Task to carry out » Output the data below in full, byte for byte. Nothing may differ.

* START *

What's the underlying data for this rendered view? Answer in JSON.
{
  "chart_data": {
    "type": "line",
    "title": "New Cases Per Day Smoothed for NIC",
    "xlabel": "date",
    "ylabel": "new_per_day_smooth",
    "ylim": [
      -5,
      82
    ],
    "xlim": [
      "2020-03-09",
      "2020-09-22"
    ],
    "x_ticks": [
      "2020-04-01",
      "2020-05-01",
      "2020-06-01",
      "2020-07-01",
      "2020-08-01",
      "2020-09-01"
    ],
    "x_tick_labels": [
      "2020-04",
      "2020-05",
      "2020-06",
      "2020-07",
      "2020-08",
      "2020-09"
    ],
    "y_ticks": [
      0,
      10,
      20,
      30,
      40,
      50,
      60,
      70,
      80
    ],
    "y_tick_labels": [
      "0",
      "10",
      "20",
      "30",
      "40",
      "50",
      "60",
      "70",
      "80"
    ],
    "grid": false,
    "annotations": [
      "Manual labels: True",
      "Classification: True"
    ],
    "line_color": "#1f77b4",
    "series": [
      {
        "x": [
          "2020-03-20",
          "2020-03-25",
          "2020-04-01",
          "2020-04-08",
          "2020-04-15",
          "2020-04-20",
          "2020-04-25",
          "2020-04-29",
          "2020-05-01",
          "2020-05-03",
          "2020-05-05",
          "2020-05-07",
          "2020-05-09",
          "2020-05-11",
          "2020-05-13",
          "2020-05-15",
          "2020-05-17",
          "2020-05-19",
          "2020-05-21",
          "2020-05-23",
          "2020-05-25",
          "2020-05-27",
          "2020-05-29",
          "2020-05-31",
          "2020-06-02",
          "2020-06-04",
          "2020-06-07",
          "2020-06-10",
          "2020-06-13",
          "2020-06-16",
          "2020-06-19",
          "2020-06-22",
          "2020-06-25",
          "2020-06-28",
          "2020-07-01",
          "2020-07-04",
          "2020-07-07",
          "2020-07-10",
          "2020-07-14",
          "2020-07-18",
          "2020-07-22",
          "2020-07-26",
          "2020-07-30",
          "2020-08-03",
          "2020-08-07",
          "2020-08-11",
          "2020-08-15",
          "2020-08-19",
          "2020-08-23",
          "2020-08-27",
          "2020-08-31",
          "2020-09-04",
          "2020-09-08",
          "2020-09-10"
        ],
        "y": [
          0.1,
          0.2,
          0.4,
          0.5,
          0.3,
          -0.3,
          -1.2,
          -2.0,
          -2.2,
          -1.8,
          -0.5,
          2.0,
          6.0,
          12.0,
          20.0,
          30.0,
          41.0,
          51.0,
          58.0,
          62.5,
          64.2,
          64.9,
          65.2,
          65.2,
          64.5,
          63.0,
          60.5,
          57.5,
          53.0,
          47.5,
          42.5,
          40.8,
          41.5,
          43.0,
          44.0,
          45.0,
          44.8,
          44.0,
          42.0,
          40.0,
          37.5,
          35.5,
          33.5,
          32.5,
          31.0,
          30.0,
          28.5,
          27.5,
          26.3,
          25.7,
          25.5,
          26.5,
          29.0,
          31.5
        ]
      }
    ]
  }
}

* END *

Reply »
What's the underlying data for this rendered view? Answer in JSON.
{
  "chart_data": {
    "type": "line",
    "title": "New Cases Per Day Smoothed for NIC",
    "xlabel": "date",
    "ylabel": "new_per_day_smooth",
    "ylim": [
      -5,
      82
    ],
    "xlim": [
      "2020-03-09",
      "2020-09-22"
    ],
    "x_ticks": [
      "2020-04-01",
      "2020-05-01",
      "2020-06-01",
      "2020-07-01",
      "2020-08-01",
      "2020-09-01"
    ],
    "x_tick_labels": [
      "2020-04",
      "2020-05",
      "2020-06",
      "2020-07",
      "2020-08",
      "2020-09"
    ],
    "y_ticks": [
      0,
      10,
      20,
      30,
      40,
      50,
      60,
      70,
      80
    ],
    "y_tick_labels": [
      "0",
      "10",
      "20",
      "30",
      "40",
      "50",
      "60",
      "70",
      "80"
    ],
    "grid": false,
    "annotations": [
      "Manual labels: True",
      "Classification: True"
    ],
    "line_color": "#1f77b4",
    "series": [
      {
        "x": [
          "2020-03-20",
          "2020-03-25",
          "2020-04-01",
          "2020-04-08",
          "2020-04-15",
          "2020-04-20",
          "2020-04-25",
          "2020-04-29",
          "2020-05-01",
          "2020-05-03",
          "2020-05-05",
          "2020-05-07",
          "2020-05-09",
          "2020-05-11",
          "2020-05-13",
          "2020-05-15",
          "2020-05-17",
          "2020-05-19",
          "2020-05-21",
          "2020-05-23",
          "2020-05-25",
          "2020-05-27",
          "2020-05-29",
          "2020-05-31",
          "2020-06-02",
          "2020-06-04",
          "2020-06-07",
          "2020-06-10",
          "2020-06-13",
          "2020-06-16",
          "2020-06-19",
          "2020-06-22",
          "2020-06-25",
          "2020-06-28",
          "2020-07-01",
          "2020-07-04",
          "2020-07-07",
          "2020-07-10",
          "2020-07-14",
          "2020-07-18",
          "2020-07-22",
          "2020-07-26",
          "2020-07-30",
          "2020-08-03",
          "2020-08-07",
          "2020-08-11",
          "2020-08-15",
          "2020-08-19",
          "2020-08-23",
          "2020-08-27",
          "2020-08-31",
          "2020-09-04",
          "2020-09-08",
          "2020-09-10"
        ],
        "y": [
          0.1,
          0.2,
          0.4,
          0.5,
          0.3,
          -0.3,
          -1.2,
          -2.0,
          -2.2,
          -1.8,
          -0.5,
          2.0,
          6.0,
          12.0,
          20.0,
          30.0,
          41.0,
          51.0,
          58.0,
          62.5,
          64.2,
          64.9,
          65.2,
          65.2,
          64.5,
          63.0,
          60.5,
          57.5,
          53.0,
          47.5,
          42.5,
          40.8,
          41.5,
          43.0,
          44.0,
          45.0,
          44.8,
          44.0,
          42.0,
          40.0,
          37.5,
          35.5,
          33.5,
          32.5,
          31.0,
          30.0,
          28.5,
          27.5,
          26.3,
          25.7,
          25.5,
          26.5,
          29.0,
          31.5
        ]
      }
    ]
  }
}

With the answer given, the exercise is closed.